● DATA FOR PROCESSING

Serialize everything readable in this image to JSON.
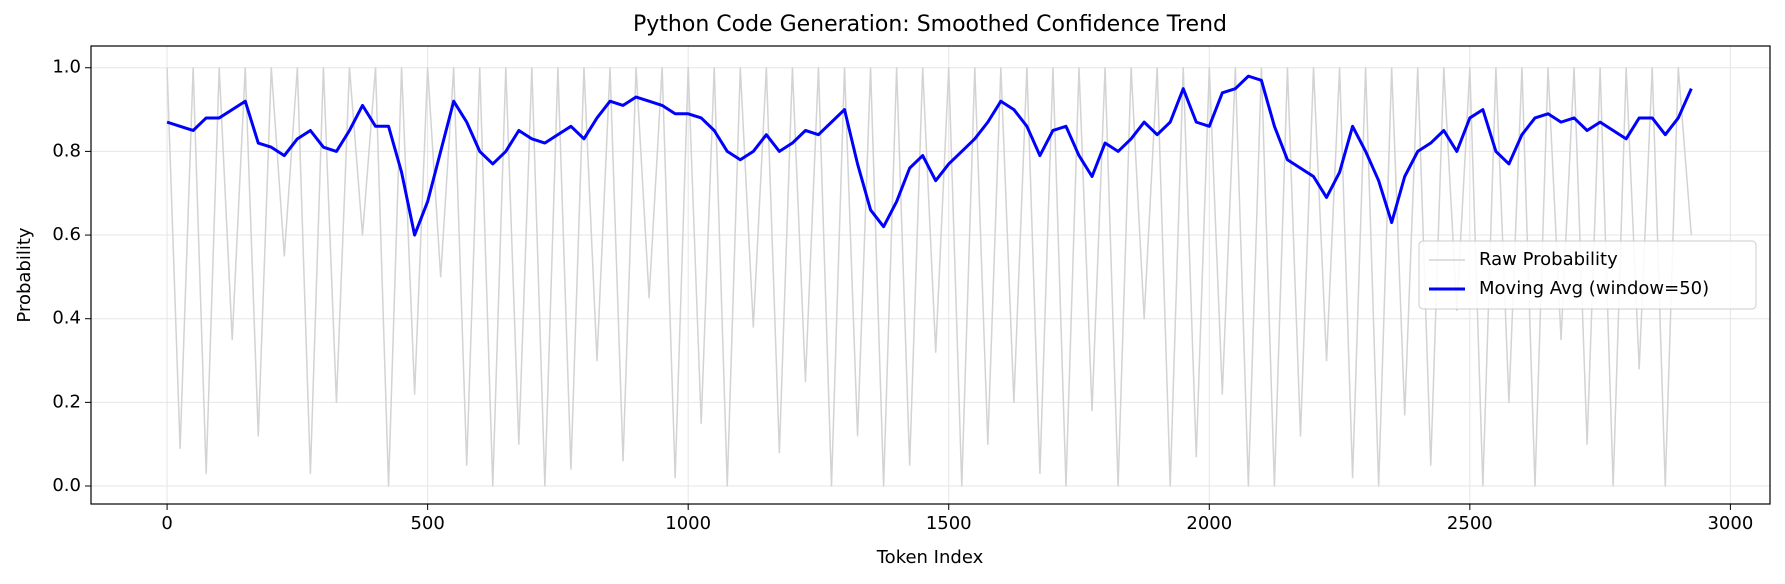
{
  "chart_data": {
    "type": "line",
    "title": "Python Code Generation: Smoothed Confidence Trend",
    "x_label": "Token Index",
    "y_label": "Probability",
    "x": [
      0,
      25,
      50,
      75,
      100,
      125,
      150,
      175,
      200,
      225,
      250,
      275,
      300,
      325,
      350,
      375,
      400,
      425,
      450,
      475,
      500,
      525,
      550,
      575,
      600,
      625,
      650,
      675,
      700,
      725,
      750,
      775,
      800,
      825,
      850,
      875,
      900,
      925,
      950,
      975,
      1000,
      1025,
      1050,
      1075,
      1100,
      1125,
      1150,
      1175,
      1200,
      1225,
      1250,
      1275,
      1300,
      1325,
      1350,
      1375,
      1400,
      1425,
      1450,
      1475,
      1500,
      1525,
      1550,
      1575,
      1600,
      1625,
      1650,
      1675,
      1700,
      1725,
      1750,
      1775,
      1800,
      1825,
      1850,
      1875,
      1900,
      1925,
      1950,
      1975,
      2000,
      2025,
      2050,
      2075,
      2100,
      2125,
      2150,
      2175,
      2200,
      2225,
      2250,
      2275,
      2300,
      2325,
      2350,
      2375,
      2400,
      2425,
      2450,
      2475,
      2500,
      2525,
      2550,
      2575,
      2600,
      2625,
      2650,
      2675,
      2700,
      2725,
      2750,
      2775,
      2800,
      2825,
      2850,
      2875,
      2900,
      2925
    ],
    "series": [
      {
        "name": "Raw Probability",
        "color": "#d3d3d3",
        "width": 1.5,
        "values": [
          1,
          0.09,
          1,
          0.03,
          1,
          0.35,
          1,
          0.12,
          1,
          0.55,
          1,
          0.03,
          1,
          0.2,
          1,
          0.6,
          1,
          0.0,
          1,
          0.22,
          1,
          0.5,
          1,
          0.05,
          1,
          0.0,
          1,
          0.1,
          1,
          0.0,
          1,
          0.04,
          1,
          0.3,
          1,
          0.06,
          1,
          0.45,
          1,
          0.02,
          1,
          0.15,
          1,
          0.0,
          1,
          0.38,
          1,
          0.08,
          1,
          0.25,
          1,
          0.0,
          1,
          0.12,
          1,
          0.0,
          1,
          0.05,
          1,
          0.32,
          1,
          0.0,
          1,
          0.1,
          1,
          0.2,
          1,
          0.03,
          1,
          0.0,
          1,
          0.18,
          1,
          0.0,
          1,
          0.4,
          1,
          0.0,
          1,
          0.07,
          1,
          0.22,
          1,
          0.0,
          1,
          0.0,
          1,
          0.12,
          1,
          0.3,
          1,
          0.02,
          1,
          0.0,
          1,
          0.17,
          1,
          0.05,
          1,
          0.42,
          1,
          0.0,
          1,
          0.2,
          1,
          0.0,
          1,
          0.35,
          1,
          0.1,
          1,
          0.0,
          1,
          0.28,
          1,
          0.0,
          1,
          0.6
        ]
      },
      {
        "name": "Moving Avg (window=50)",
        "color": "#0000ff",
        "width": 3,
        "values": [
          0.87,
          0.86,
          0.85,
          0.88,
          0.88,
          0.9,
          0.92,
          0.82,
          0.81,
          0.79,
          0.83,
          0.85,
          0.81,
          0.8,
          0.85,
          0.91,
          0.86,
          0.86,
          0.75,
          0.6,
          0.68,
          0.8,
          0.92,
          0.87,
          0.8,
          0.77,
          0.8,
          0.85,
          0.83,
          0.82,
          0.84,
          0.86,
          0.83,
          0.88,
          0.92,
          0.91,
          0.93,
          0.92,
          0.91,
          0.89,
          0.89,
          0.88,
          0.85,
          0.8,
          0.78,
          0.8,
          0.84,
          0.8,
          0.82,
          0.85,
          0.84,
          0.87,
          0.9,
          0.77,
          0.66,
          0.62,
          0.68,
          0.76,
          0.79,
          0.73,
          0.77,
          0.8,
          0.83,
          0.87,
          0.92,
          0.9,
          0.86,
          0.79,
          0.85,
          0.86,
          0.79,
          0.74,
          0.82,
          0.8,
          0.83,
          0.87,
          0.84,
          0.87,
          0.95,
          0.87,
          0.86,
          0.94,
          0.95,
          0.98,
          0.97,
          0.86,
          0.78,
          0.76,
          0.74,
          0.69,
          0.75,
          0.86,
          0.8,
          0.73,
          0.63,
          0.74,
          0.8,
          0.82,
          0.85,
          0.8,
          0.88,
          0.9,
          0.8,
          0.77,
          0.84,
          0.88,
          0.89,
          0.87,
          0.88,
          0.85,
          0.87,
          0.85,
          0.83,
          0.88,
          0.88,
          0.84,
          0.88,
          0.95
        ]
      }
    ],
    "xlim": [
      -146,
      3076
    ],
    "ylim": [
      -0.043,
      1.052
    ],
    "xticks": [
      0,
      500,
      1000,
      1500,
      2000,
      2500,
      3000
    ],
    "yticks": [
      {
        "value": 0,
        "label": "0.0"
      },
      {
        "value": 0.2,
        "label": "0.2"
      },
      {
        "value": 0.4,
        "label": "0.4"
      },
      {
        "value": 0.6,
        "label": "0.6"
      },
      {
        "value": 0.8,
        "label": "0.8"
      },
      {
        "value": 1,
        "label": "1.0"
      }
    ],
    "grid": true,
    "legend": "center right"
  }
}
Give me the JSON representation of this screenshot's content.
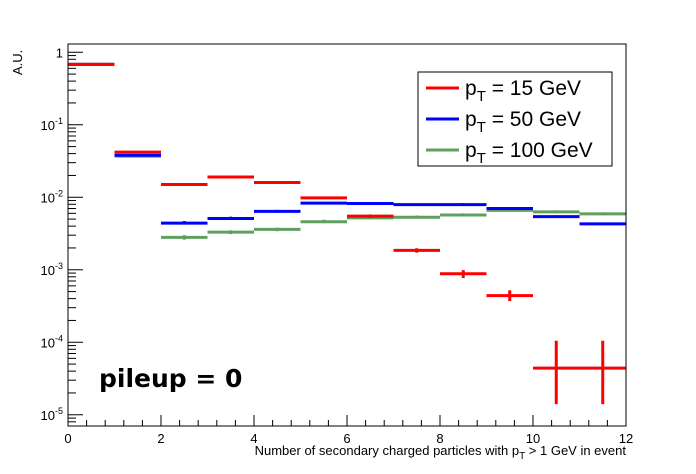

● WORK INSTRUCTIONS
Transcribe the listing in full and omit the pictures.

● RESPONSE TO THIS EXERCISE
Serialize everything readable in this image to JSON.
{
  "chart_data": {
    "type": "line",
    "title": "Python Code Generation: Smoothed Confidence Trend",
    "x_label": "Token Index",
    "y_label": "Probability",
    "x": [
      0,
      25,
      50,
      75,
      100,
      125,
      150,
      175,
      200,
      225,
      250,
      275,
      300,
      325,
      350,
      375,
      400,
      425,
      450,
      475,
      500,
      525,
      550,
      575,
      600,
      625,
      650,
      675,
      700,
      725,
      750,
      775,
      800,
      825,
      850,
      875,
      900,
      925,
      950,
      975,
      1000,
      1025,
      1050,
      1075,
      1100,
      1125,
      1150,
      1175,
      1200,
      1225,
      1250,
      1275,
      1300,
      1325,
      1350,
      1375,
      1400,
      1425,
      1450,
      1475,
      1500,
      1525,
      1550,
      1575,
      1600,
      1625,
      1650,
      1675,
      1700,
      1725,
      1750,
      1775,
      1800,
      1825,
      1850,
      1875,
      1900,
      1925,
      1950,
      1975,
      2000,
      2025,
      2050,
      2075,
      2100,
      2125,
      2150,
      2175,
      2200,
      2225,
      2250,
      2275,
      2300,
      2325,
      2350,
      2375,
      2400,
      2425,
      2450,
      2475,
      2500,
      2525,
      2550,
      2575,
      2600,
      2625,
      2650,
      2675,
      2700,
      2725,
      2750,
      2775,
      2800,
      2825,
      2850,
      2875,
      2900,
      2925
    ],
    "series": [
      {
        "name": "Raw Probability",
        "color": "#d3d3d3",
        "width": 1.5,
        "values": [
          1,
          0.09,
          1,
          0.03,
          1,
          0.35,
          1,
          0.12,
          1,
          0.55,
          1,
          0.03,
          1,
          0.2,
          1,
          0.6,
          1,
          0.0,
          1,
          0.22,
          1,
          0.5,
          1,
          0.05,
          1,
          0.0,
          1,
          0.1,
          1,
          0.0,
          1,
          0.04,
          1,
          0.3,
          1,
          0.06,
          1,
          0.45,
          1,
          0.02,
          1,
          0.15,
          1,
          0.0,
          1,
          0.38,
          1,
          0.08,
          1,
          0.25,
          1,
          0.0,
          1,
          0.12,
          1,
          0.0,
          1,
          0.05,
          1,
          0.32,
          1,
          0.0,
          1,
          0.1,
          1,
          0.2,
          1,
          0.03,
          1,
          0.0,
          1,
          0.18,
          1,
          0.0,
          1,
          0.4,
          1,
          0.0,
          1,
          0.07,
          1,
          0.22,
          1,
          0.0,
          1,
          0.0,
          1,
          0.12,
          1,
          0.3,
          1,
          0.02,
          1,
          0.0,
          1,
          0.17,
          1,
          0.05,
          1,
          0.42,
          1,
          0.0,
          1,
          0.2,
          1,
          0.0,
          1,
          0.35,
          1,
          0.1,
          1,
          0.0,
          1,
          0.28,
          1,
          0.0,
          1,
          0.6
        ]
      },
      {
        "name": "Moving Avg (window=50)",
        "color": "#0000ff",
        "width": 3,
        "values": [
          0.87,
          0.86,
          0.85,
          0.88,
          0.88,
          0.9,
          0.92,
          0.82,
          0.81,
          0.79,
          0.83,
          0.85,
          0.81,
          0.8,
          0.85,
          0.91,
          0.86,
          0.86,
          0.75,
          0.6,
          0.68,
          0.8,
          0.92,
          0.87,
          0.8,
          0.77,
          0.8,
          0.85,
          0.83,
          0.82,
          0.84,
          0.86,
          0.83,
          0.88,
          0.92,
          0.91,
          0.93,
          0.92,
          0.91,
          0.89,
          0.89,
          0.88,
          0.85,
          0.8,
          0.78,
          0.8,
          0.84,
          0.8,
          0.82,
          0.85,
          0.84,
          0.87,
          0.9,
          0.77,
          0.66,
          0.62,
          0.68,
          0.76,
          0.79,
          0.73,
          0.77,
          0.8,
          0.83,
          0.87,
          0.92,
          0.9,
          0.86,
          0.79,
          0.85,
          0.86,
          0.79,
          0.74,
          0.82,
          0.8,
          0.83,
          0.87,
          0.84,
          0.87,
          0.95,
          0.87,
          0.86,
          0.94,
          0.95,
          0.98,
          0.97,
          0.86,
          0.78,
          0.76,
          0.74,
          0.69,
          0.75,
          0.86,
          0.8,
          0.73,
          0.63,
          0.74,
          0.8,
          0.82,
          0.85,
          0.8,
          0.88,
          0.9,
          0.8,
          0.77,
          0.84,
          0.88,
          0.89,
          0.87,
          0.88,
          0.85,
          0.87,
          0.85,
          0.83,
          0.88,
          0.88,
          0.84,
          0.88,
          0.95
        ]
      }
    ],
    "xlim": [
      -146,
      3076
    ],
    "ylim": [
      -0.043,
      1.052
    ],
    "xticks": [
      0,
      500,
      1000,
      1500,
      2000,
      2500,
      3000
    ],
    "yticks": [
      {
        "value": 0,
        "label": "0.0"
      },
      {
        "value": 0.2,
        "label": "0.2"
      },
      {
        "value": 0.4,
        "label": "0.4"
      },
      {
        "value": 0.6,
        "label": "0.6"
      },
      {
        "value": 0.8,
        "label": "0.8"
      },
      {
        "value": 1,
        "label": "1.0"
      }
    ],
    "grid": true,
    "legend": "center right"
  }
}
Give me the JSON representation of this screenshot's content.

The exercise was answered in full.